Records for the task
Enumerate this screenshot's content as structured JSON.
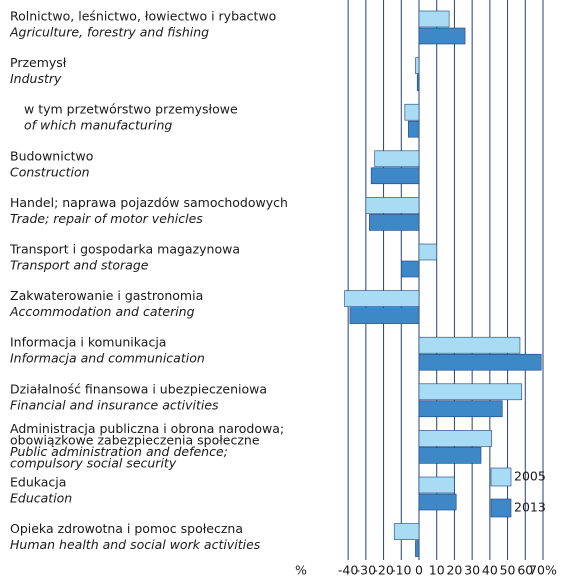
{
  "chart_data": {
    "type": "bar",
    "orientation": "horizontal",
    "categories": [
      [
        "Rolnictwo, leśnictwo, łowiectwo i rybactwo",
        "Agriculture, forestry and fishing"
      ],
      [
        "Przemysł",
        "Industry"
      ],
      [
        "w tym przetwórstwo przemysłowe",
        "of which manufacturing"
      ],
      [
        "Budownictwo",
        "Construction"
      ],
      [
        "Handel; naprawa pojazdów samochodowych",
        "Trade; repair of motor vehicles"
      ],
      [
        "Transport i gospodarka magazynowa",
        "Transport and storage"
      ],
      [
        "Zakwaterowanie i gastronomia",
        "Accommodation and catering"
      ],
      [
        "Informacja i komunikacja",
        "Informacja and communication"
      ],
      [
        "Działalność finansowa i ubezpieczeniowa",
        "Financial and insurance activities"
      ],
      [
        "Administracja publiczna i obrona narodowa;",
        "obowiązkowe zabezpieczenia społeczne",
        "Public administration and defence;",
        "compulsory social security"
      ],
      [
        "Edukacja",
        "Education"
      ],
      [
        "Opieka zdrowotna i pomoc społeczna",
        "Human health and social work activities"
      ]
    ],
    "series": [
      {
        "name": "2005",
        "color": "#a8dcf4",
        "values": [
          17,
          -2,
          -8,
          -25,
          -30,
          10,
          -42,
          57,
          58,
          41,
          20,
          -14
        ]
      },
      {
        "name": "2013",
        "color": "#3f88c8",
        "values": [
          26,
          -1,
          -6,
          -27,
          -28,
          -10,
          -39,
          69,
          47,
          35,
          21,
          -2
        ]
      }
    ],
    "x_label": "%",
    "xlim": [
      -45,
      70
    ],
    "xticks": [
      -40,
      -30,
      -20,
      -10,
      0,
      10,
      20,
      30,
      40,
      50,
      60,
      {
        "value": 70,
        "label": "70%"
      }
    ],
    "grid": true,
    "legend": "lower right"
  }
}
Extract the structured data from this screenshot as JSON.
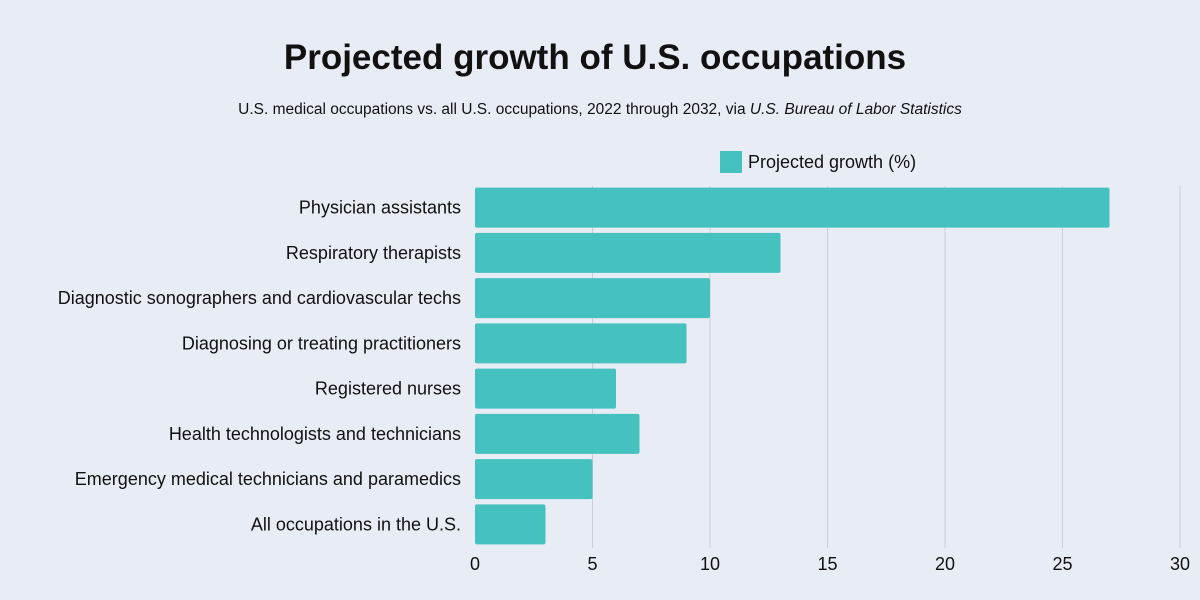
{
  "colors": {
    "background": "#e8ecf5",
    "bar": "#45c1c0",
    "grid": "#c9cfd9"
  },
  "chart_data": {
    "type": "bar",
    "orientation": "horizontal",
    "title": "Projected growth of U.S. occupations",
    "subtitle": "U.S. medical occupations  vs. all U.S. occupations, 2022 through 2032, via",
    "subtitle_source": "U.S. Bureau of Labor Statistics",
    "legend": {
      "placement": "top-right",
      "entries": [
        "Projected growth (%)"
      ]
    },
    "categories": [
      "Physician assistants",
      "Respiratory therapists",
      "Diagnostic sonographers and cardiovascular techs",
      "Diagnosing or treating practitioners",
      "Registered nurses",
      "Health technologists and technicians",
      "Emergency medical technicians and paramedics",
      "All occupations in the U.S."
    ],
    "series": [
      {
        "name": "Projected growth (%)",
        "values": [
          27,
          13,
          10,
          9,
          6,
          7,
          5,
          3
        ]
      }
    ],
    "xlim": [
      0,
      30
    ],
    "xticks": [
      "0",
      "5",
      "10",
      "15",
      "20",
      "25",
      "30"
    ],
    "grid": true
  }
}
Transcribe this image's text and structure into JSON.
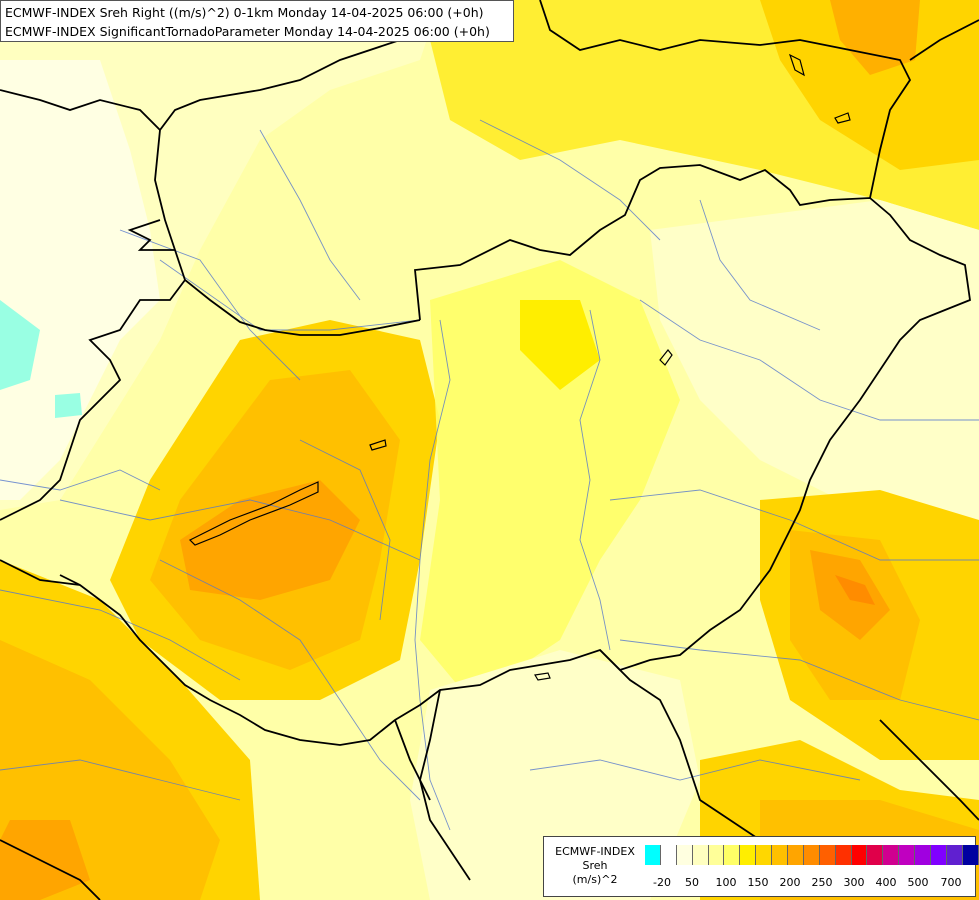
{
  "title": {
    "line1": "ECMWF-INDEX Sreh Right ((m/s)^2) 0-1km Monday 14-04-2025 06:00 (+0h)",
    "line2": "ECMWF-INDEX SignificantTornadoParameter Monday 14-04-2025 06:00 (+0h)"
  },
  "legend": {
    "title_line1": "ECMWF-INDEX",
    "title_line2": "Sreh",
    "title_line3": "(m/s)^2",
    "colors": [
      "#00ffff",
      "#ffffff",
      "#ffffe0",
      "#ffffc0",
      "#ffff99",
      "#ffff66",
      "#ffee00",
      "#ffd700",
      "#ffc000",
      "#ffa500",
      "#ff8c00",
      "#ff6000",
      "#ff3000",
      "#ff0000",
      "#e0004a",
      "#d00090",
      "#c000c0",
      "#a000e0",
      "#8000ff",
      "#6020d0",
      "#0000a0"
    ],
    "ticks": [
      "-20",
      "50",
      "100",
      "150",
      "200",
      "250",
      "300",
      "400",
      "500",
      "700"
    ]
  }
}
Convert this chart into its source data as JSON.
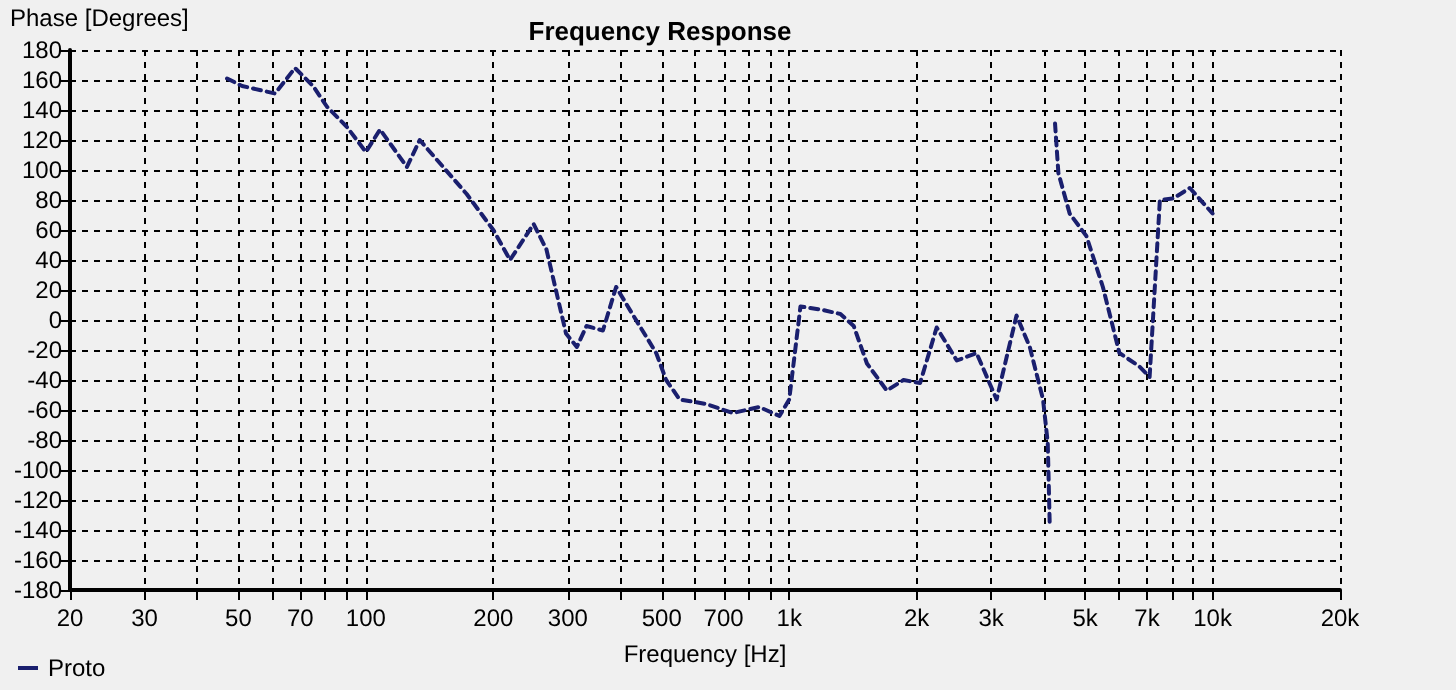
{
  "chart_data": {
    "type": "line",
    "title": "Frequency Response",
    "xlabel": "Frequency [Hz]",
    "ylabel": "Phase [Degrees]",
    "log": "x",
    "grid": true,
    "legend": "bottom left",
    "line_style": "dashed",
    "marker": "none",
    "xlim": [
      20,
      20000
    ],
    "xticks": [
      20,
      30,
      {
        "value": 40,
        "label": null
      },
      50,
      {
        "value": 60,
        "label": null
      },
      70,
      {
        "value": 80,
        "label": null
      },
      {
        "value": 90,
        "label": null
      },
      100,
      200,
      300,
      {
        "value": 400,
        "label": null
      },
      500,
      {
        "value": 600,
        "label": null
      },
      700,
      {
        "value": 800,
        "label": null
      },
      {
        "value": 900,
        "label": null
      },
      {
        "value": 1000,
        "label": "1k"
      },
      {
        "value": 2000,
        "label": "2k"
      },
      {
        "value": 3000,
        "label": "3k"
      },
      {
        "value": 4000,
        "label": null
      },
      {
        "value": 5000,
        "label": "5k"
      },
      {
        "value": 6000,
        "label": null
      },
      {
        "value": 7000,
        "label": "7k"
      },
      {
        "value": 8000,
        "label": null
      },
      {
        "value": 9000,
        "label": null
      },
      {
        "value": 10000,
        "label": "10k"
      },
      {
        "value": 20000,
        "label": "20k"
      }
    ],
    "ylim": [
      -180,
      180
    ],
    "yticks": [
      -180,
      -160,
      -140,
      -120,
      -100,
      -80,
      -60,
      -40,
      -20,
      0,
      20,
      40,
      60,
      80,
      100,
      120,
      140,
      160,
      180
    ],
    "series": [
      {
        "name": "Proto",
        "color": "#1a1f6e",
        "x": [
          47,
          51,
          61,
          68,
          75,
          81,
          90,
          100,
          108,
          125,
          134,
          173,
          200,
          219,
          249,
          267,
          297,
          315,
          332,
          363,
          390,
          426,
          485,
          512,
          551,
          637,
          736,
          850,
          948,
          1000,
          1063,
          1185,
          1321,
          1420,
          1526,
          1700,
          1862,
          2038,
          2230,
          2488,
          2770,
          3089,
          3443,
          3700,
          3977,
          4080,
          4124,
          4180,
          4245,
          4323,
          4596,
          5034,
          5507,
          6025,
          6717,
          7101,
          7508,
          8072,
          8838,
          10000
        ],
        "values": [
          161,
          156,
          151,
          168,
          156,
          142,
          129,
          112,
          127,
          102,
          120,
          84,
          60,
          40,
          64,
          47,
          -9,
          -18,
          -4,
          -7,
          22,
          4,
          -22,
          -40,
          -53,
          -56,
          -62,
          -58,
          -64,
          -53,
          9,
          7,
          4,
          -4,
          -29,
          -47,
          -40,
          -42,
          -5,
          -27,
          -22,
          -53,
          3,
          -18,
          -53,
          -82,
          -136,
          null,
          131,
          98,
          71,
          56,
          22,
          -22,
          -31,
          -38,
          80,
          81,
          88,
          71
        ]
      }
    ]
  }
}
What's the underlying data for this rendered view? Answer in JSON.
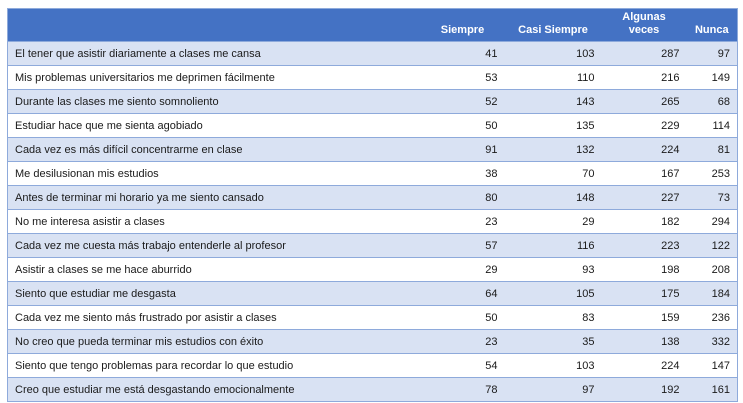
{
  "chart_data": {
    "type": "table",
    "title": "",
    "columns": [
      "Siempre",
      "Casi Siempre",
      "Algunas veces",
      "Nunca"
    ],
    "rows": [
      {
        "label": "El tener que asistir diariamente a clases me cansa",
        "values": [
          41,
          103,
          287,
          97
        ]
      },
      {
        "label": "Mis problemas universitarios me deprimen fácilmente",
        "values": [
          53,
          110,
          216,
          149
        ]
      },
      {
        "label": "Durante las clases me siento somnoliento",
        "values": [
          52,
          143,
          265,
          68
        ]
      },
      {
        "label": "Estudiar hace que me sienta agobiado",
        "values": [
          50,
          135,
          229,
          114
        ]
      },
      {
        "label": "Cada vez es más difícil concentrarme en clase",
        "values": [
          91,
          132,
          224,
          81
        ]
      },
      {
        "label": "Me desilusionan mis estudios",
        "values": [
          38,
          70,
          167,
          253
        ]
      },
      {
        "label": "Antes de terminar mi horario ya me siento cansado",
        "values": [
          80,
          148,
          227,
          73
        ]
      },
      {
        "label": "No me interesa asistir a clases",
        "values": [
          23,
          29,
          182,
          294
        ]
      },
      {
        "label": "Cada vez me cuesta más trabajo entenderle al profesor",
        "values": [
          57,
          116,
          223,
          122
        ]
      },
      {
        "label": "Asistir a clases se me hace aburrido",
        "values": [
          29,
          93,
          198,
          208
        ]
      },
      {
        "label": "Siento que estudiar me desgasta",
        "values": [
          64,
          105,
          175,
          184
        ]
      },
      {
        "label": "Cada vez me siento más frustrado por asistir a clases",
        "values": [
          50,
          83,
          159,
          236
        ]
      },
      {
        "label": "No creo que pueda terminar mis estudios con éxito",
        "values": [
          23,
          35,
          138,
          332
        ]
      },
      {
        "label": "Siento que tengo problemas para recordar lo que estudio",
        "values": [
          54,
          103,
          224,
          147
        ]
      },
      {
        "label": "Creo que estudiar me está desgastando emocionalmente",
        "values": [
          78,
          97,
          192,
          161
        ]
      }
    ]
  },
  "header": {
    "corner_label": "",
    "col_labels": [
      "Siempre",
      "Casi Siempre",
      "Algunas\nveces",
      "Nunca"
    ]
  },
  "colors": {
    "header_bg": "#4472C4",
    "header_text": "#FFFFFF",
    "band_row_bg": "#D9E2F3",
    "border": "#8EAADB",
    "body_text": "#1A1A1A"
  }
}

What is asked
In the material above, find each line that contains the word "Cada", and select it.

Solution to this exercise
        "label": "Cada vez es más difícil concentrarme en clase",
        "label": "Cada vez me cuesta más trabajo entenderle al profesor",
        "label": "Cada vez me siento más frustrado por asistir a clases",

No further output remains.